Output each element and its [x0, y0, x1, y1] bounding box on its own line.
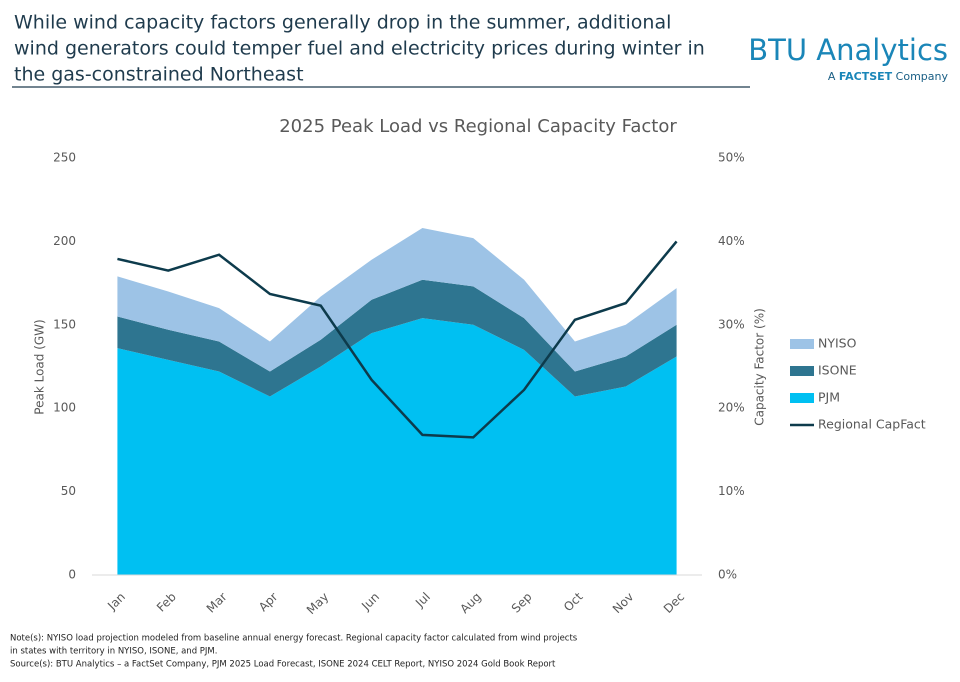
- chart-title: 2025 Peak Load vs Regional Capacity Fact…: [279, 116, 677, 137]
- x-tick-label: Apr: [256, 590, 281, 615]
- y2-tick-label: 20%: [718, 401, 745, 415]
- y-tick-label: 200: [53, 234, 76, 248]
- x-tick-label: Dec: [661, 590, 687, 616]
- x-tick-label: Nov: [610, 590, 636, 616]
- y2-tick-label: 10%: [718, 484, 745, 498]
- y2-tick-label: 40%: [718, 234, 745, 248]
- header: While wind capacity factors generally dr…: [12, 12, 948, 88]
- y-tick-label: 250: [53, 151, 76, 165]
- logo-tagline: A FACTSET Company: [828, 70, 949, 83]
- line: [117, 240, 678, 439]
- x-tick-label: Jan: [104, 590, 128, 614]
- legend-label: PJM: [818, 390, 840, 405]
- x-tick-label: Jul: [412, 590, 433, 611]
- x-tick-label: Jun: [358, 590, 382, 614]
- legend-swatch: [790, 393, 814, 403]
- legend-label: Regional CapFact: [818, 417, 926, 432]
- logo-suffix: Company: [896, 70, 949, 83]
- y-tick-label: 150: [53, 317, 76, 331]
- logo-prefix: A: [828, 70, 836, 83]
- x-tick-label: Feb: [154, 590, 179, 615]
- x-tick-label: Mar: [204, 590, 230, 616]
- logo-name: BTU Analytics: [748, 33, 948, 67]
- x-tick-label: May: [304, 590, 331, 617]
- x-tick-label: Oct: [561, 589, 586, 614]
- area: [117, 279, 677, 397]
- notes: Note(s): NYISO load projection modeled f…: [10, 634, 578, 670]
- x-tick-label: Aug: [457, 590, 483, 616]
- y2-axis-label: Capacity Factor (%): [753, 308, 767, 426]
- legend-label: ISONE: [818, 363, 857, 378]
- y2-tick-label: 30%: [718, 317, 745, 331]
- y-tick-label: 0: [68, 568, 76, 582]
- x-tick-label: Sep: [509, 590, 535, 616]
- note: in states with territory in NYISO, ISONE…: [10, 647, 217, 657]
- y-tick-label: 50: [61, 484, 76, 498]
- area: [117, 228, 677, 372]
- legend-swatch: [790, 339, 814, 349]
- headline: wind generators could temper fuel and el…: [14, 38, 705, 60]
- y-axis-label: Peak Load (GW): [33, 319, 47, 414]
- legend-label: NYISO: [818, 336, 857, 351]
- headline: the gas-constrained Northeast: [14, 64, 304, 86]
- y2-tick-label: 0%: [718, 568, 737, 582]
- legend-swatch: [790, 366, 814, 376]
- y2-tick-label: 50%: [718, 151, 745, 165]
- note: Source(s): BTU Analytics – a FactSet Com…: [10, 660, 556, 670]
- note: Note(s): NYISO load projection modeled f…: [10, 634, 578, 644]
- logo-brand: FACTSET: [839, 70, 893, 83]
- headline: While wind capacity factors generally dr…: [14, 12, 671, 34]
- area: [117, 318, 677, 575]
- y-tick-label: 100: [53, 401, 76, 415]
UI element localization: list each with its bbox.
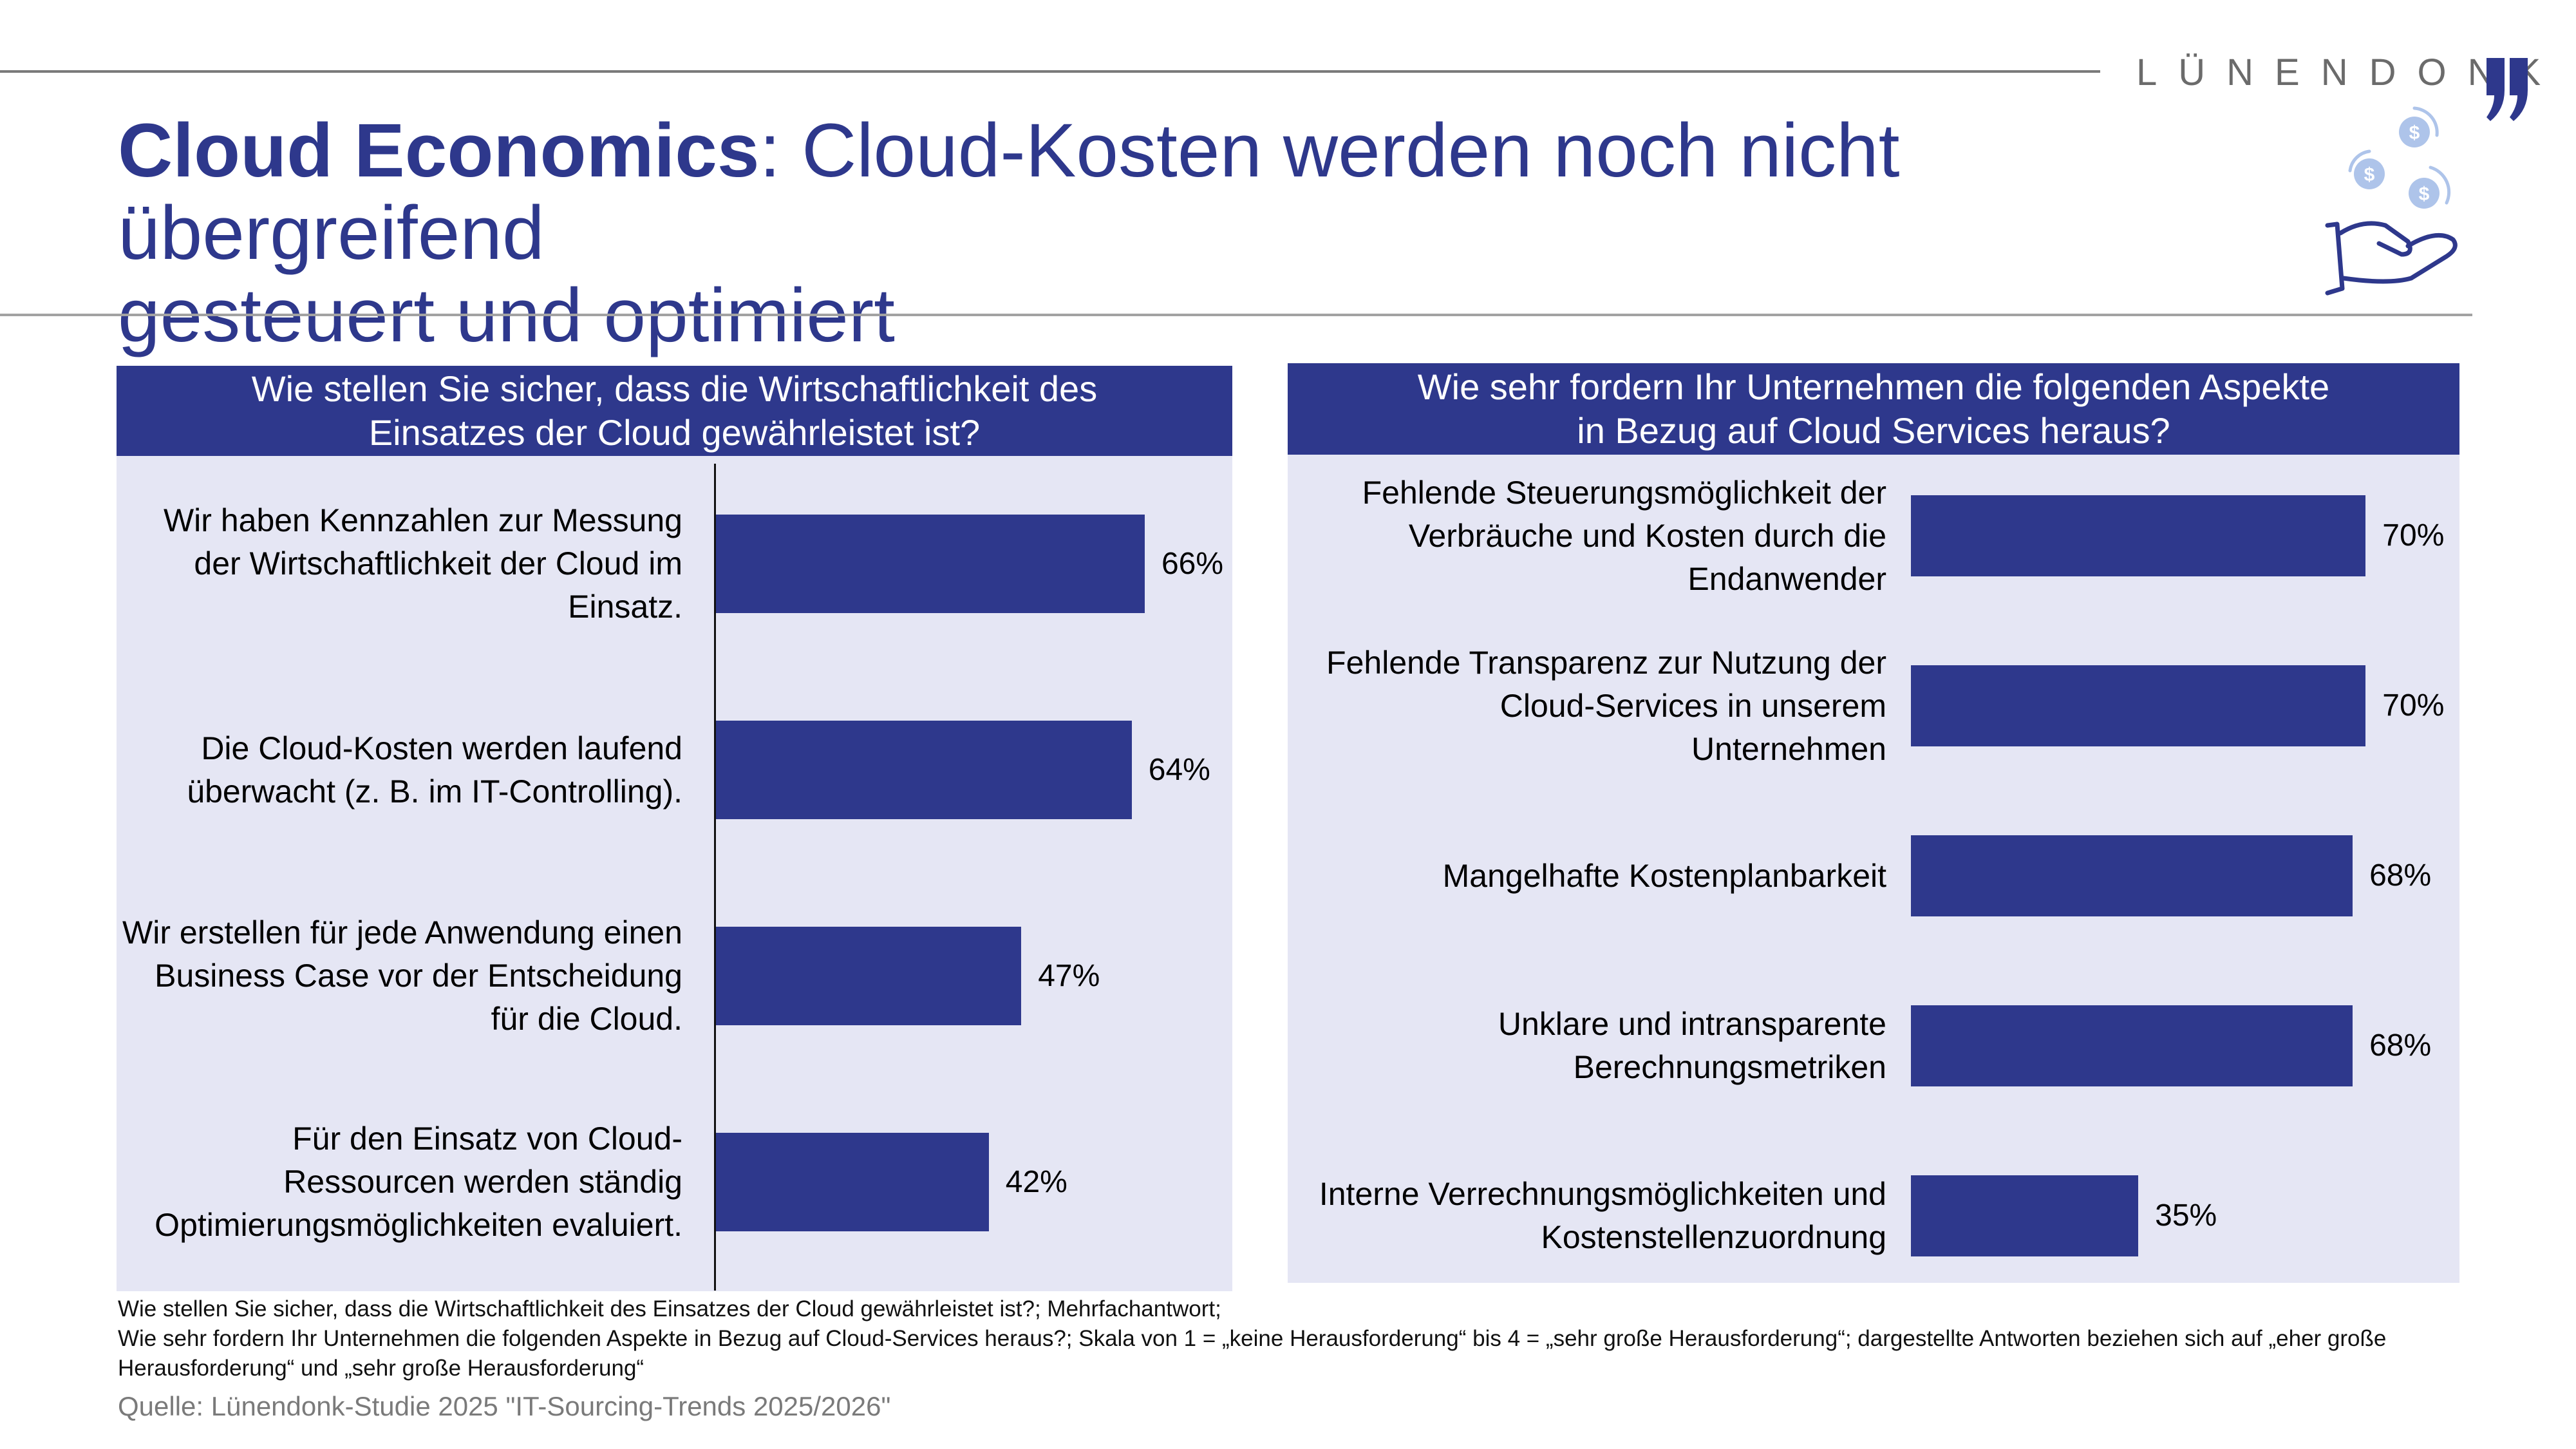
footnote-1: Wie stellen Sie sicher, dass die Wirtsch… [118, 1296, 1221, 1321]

Goal of the exercise:
Present all of the data above as a numbered list with one line per item, skipping any blank lines and leaving the pictures out.

Result of the exercise:
1. Output each element and its [x0, y0, x1, y1] bounding box on its own line.
2. - chart-title: 2025 Peak Load vs Regional Capacity Fact…: [279, 116, 677, 137]
3. - x-tick-label: Apr: [256, 590, 281, 615]
4. - y2-tick-label: 20%: [718, 401, 745, 415]
5. - y-tick-label: 200: [53, 234, 76, 248]
6. - x-tick-label: Dec: [661, 590, 687, 616]
7. - x-tick-label: Nov: [610, 590, 636, 616]
8. - y2-tick-label: 10%: [718, 484, 745, 498]
9. - y2-tick-label: 40%: [718, 234, 745, 248]
10. - header: While wind capacity factors generally dr…: [12, 12, 948, 88]
11. - y-tick-label: 250: [53, 151, 76, 165]
12. - logo-tagline: A FACTSET Company: [828, 70, 949, 83]
13. - line: [117, 240, 678, 439]
14. - x-tick-label: Jan: [104, 590, 128, 614]
15. - legend-label: PJM: [818, 390, 840, 405]
16. - x-tick-label: Jul: [412, 590, 433, 611]
17. - x-tick-label: Jun: [358, 590, 382, 614]
18. - legend-swatch: [790, 393, 814, 403]
19. - legend-label: Regional CapFact: [818, 417, 926, 432]
20. - logo-suffix: Company: [896, 70, 949, 83]
21. - y-tick-label: 150: [53, 317, 76, 331]
22. - logo-prefix: A: [828, 70, 836, 83]
23. - x-tick-label: Feb: [154, 590, 179, 615]
24. - x-tick-label: Mar: [204, 590, 230, 616]
25. - logo-name: BTU Analytics: [748, 33, 948, 67]
26. - x-tick-label: May: [304, 590, 331, 617]
27. - x-tick-label: Oct: [561, 589, 586, 614]
28. - area: [117, 279, 677, 397]
29. - notes: Note(s): NYISO load projection modeled f…: [10, 634, 578, 670]
30. - x-tick-label: Aug: [457, 590, 483, 616]
31. - y2-axis-label: Capacity Factor (%): [753, 308, 767, 426]
32. - legend-label: ISONE: [818, 363, 857, 378]
33. - y2-tick-label: 30%: [718, 317, 745, 331]
34. - y-tick-label: 0: [68, 568, 76, 582]
35. - x-tick-label: Sep: [509, 590, 535, 616]
36. - note: in states with territory in NYISO, ISONE…: [10, 647, 217, 657]
37. - y-tick-label: 50: [61, 484, 76, 498]
38. - area: [117, 228, 677, 372]
39. - legend-swatch: [790, 339, 814, 349]
40. - headline: wind generators could temper fuel and el…: [14, 38, 705, 60]
41. - y-axis-label: Peak Load (GW): [33, 319, 47, 414]
42. - legend-label: NYISO: [818, 336, 857, 351]
43. - headline: the gas-constrained Northeast: [14, 64, 304, 86]
44. - y2-tick-label: 0%: [718, 568, 737, 582]
45. - legend-swatch: [790, 366, 814, 376]
46. - y2-tick-label: 50%: [718, 151, 745, 165]
47. - note: Source(s): BTU Analytics – a FactSet Com…: [10, 660, 556, 670]
48. - note: Note(s): NYISO load projection modeled f…: [10, 634, 578, 644]
49. - logo-brand: FACTSET: [839, 70, 893, 83]
50. - headline: While wind capacity factors generally dr…: [14, 12, 671, 34]
51. - area: [117, 318, 677, 575]
52. - y-tick-label: 100: [53, 401, 76, 415]
53. UI element localization: list each with its bbox.
54. footnote-1: Wie stellen Sie sicher, dass die Wirtsch… [118, 1296, 1221, 1321]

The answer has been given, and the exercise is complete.